**Your task**. Without the images, print all the entries below exactly as given.

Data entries
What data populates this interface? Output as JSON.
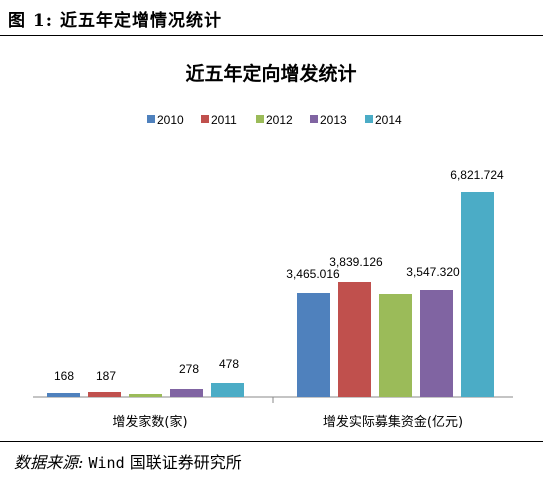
{
  "figure": {
    "label": "图 1:",
    "caption": "近五年定增情况统计"
  },
  "source": {
    "prefix": "数据来源:",
    "provider": "Wind",
    "institution": "国联证券研究所"
  },
  "chart_data": {
    "type": "bar",
    "title": "近五年定向增发统计",
    "categories": [
      "增发家数(家)",
      "增发实际募集资金(亿元)"
    ],
    "series": [
      {
        "name": "2010",
        "color": "#4F81BD",
        "values": [
          168,
          3465.016
        ],
        "labels": [
          "168",
          "3,465.016"
        ]
      },
      {
        "name": "2011",
        "color": "#C0504D",
        "values": [
          187,
          3839.126
        ],
        "labels": [
          "187",
          "3,839.126"
        ]
      },
      {
        "name": "2012",
        "color": "#9BBB59",
        "values": [
          null,
          null
        ],
        "labels": [
          "",
          ""
        ]
      },
      {
        "name": "2013",
        "color": "#8064A2",
        "values": [
          278,
          3547.32
        ],
        "labels": [
          "278",
          "3,547.320"
        ]
      },
      {
        "name": "2014",
        "color": "#4BACC6",
        "values": [
          478,
          6821.724
        ],
        "labels": [
          "478",
          "6,821.724"
        ]
      }
    ],
    "legend_position": "top",
    "grid": false
  }
}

**Completed task**.
What data populates this interface? Output as JSON.
{
  "figure": {
    "label": "图 1:",
    "caption": "近五年定增情况统计"
  },
  "source": {
    "prefix": "数据来源:",
    "provider": "Wind",
    "institution": "国联证券研究所"
  },
  "chart_data": {
    "type": "bar",
    "title": "近五年定向增发统计",
    "categories": [
      "增发家数(家)",
      "增发实际募集资金(亿元)"
    ],
    "series": [
      {
        "name": "2010",
        "color": "#4F81BD",
        "values": [
          168,
          3465.016
        ],
        "labels": [
          "168",
          "3,465.016"
        ]
      },
      {
        "name": "2011",
        "color": "#C0504D",
        "values": [
          187,
          3839.126
        ],
        "labels": [
          "187",
          "3,839.126"
        ]
      },
      {
        "name": "2012",
        "color": "#9BBB59",
        "values": [
          null,
          null
        ],
        "labels": [
          "",
          ""
        ]
      },
      {
        "name": "2013",
        "color": "#8064A2",
        "values": [
          278,
          3547.32
        ],
        "labels": [
          "278",
          "3,547.320"
        ]
      },
      {
        "name": "2014",
        "color": "#4BACC6",
        "values": [
          478,
          6821.724
        ],
        "labels": [
          "478",
          "6,821.724"
        ]
      }
    ],
    "legend_position": "top",
    "grid": false
  }
}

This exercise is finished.